## Set task
Make an exact copy of all the entries, with the pictures left out.

## Stored rows
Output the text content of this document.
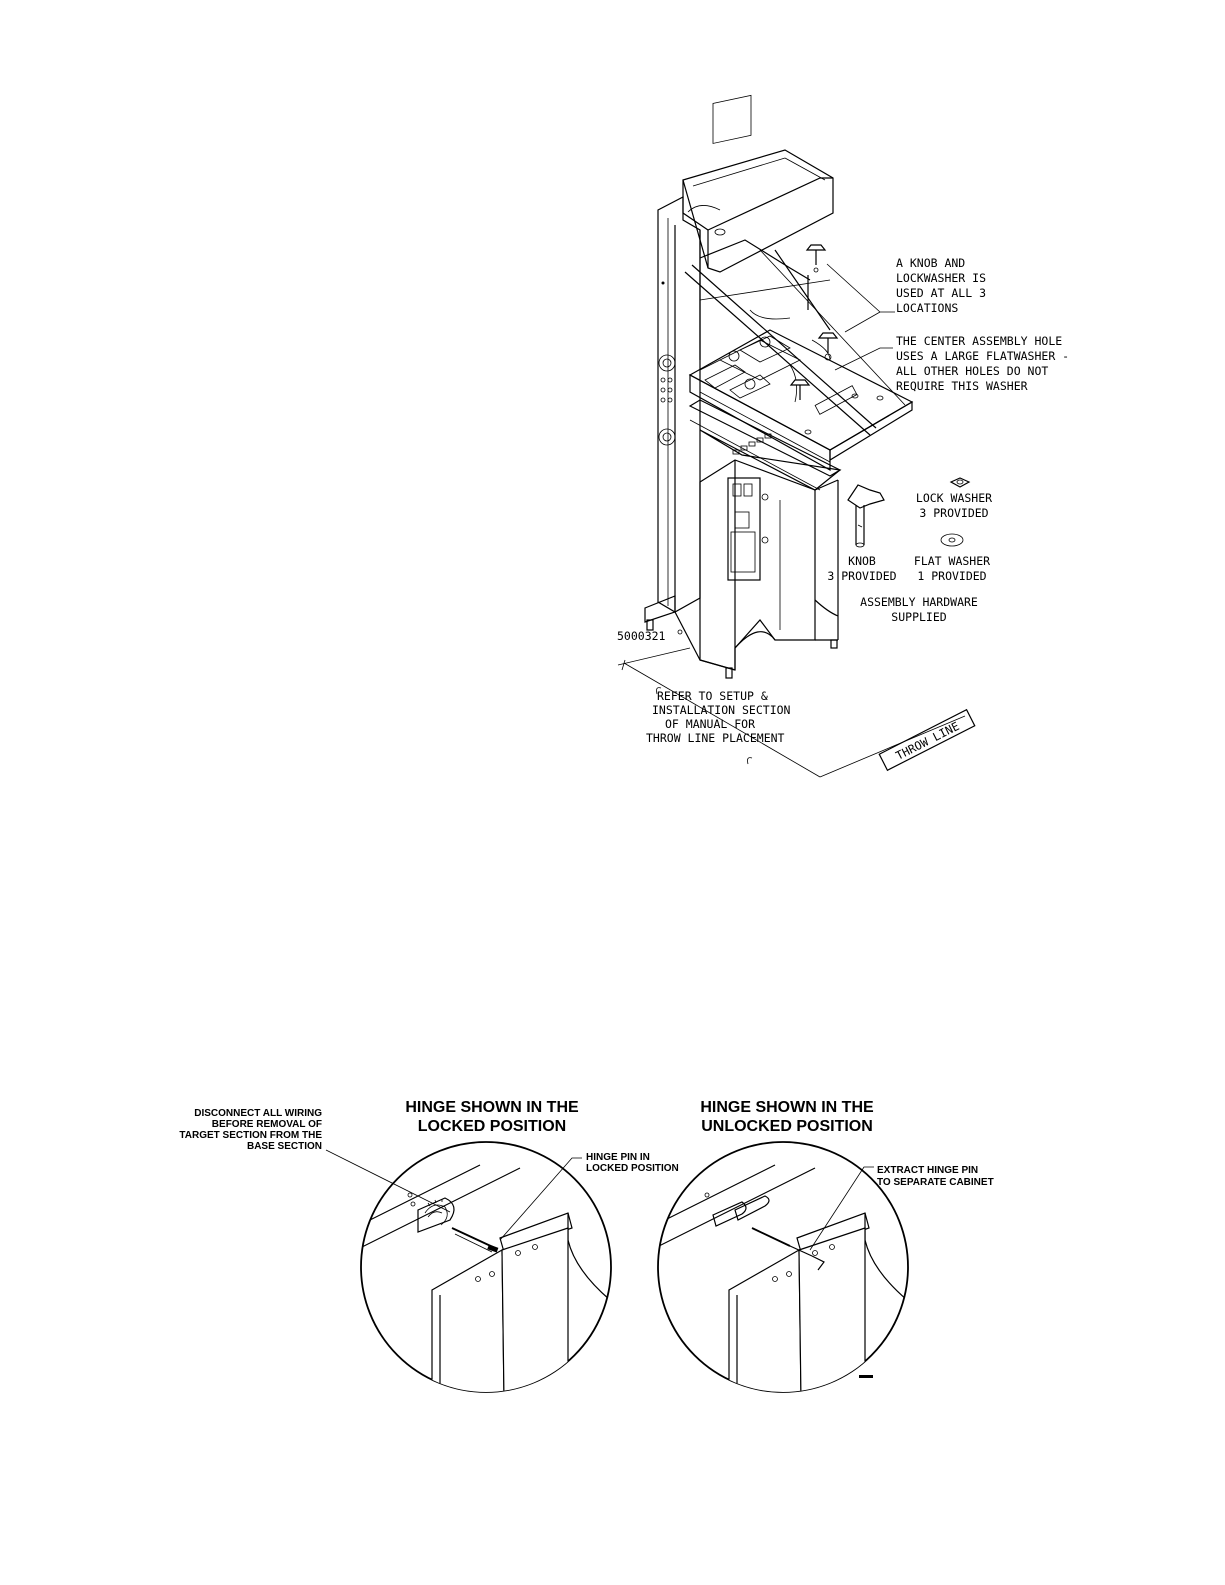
5000321
A KNOB AND
LOCKWASHER IS
USED AT ALL 3
LOCATIONS
THE CENTER ASSEMBLY HOLE
USES A LARGE FLATWASHER -
ALL OTHER HOLES DO NOT
REQUIRE THIS WASHER
LOCK WASHER
3 PROVIDED
KNOB
3 PROVIDED
FLAT WASHER
1 PROVIDED
ASSEMBLY HARDWARE
SUPPLIED
THROW LINE
REFER TO SETUP &
INSTALLATION SECTION
OF MANUAL FOR
THROW LINE PLACEMENT
HINGE SHOWN IN THE
LOCKED POSITION
HINGE SHOWN IN THE
UNLOCKED POSITION
DISCONNECT ALL WIRING
BEFORE REMOVAL OF
TARGET SECTION FROM THE
BASE SECTION
HINGE PIN IN
LOCKED POSITION	EXTRACT HINGE PIN
TO SEPARATE CABINET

## Solution for this task
Output the text content of this document.
5000321
A KNOB AND
LOCKWASHER IS
USED AT ALL 3
LOCATIONS
THE CENTER ASSEMBLY HOLE
USES A LARGE FLATWASHER -
ALL OTHER HOLES DO NOT
REQUIRE THIS WASHER
LOCK WASHER
3 PROVIDED
KNOB
3 PROVIDED
FLAT WASHER
1 PROVIDED
ASSEMBLY HARDWARE
SUPPLIED
THROW LINE
REFER TO SETUP &
INSTALLATION SECTION
OF MANUAL FOR
THROW LINE PLACEMENT
HINGE SHOWN IN THE
LOCKED POSITION
HINGE SHOWN IN THE
UNLOCKED POSITION
DISCONNECT ALL WIRING
BEFORE REMOVAL OF
TARGET SECTION FROM THE
BASE SECTION
HINGE PIN IN
LOCKED POSITION	EXTRACT HINGE PIN
TO SEPARATE CABINET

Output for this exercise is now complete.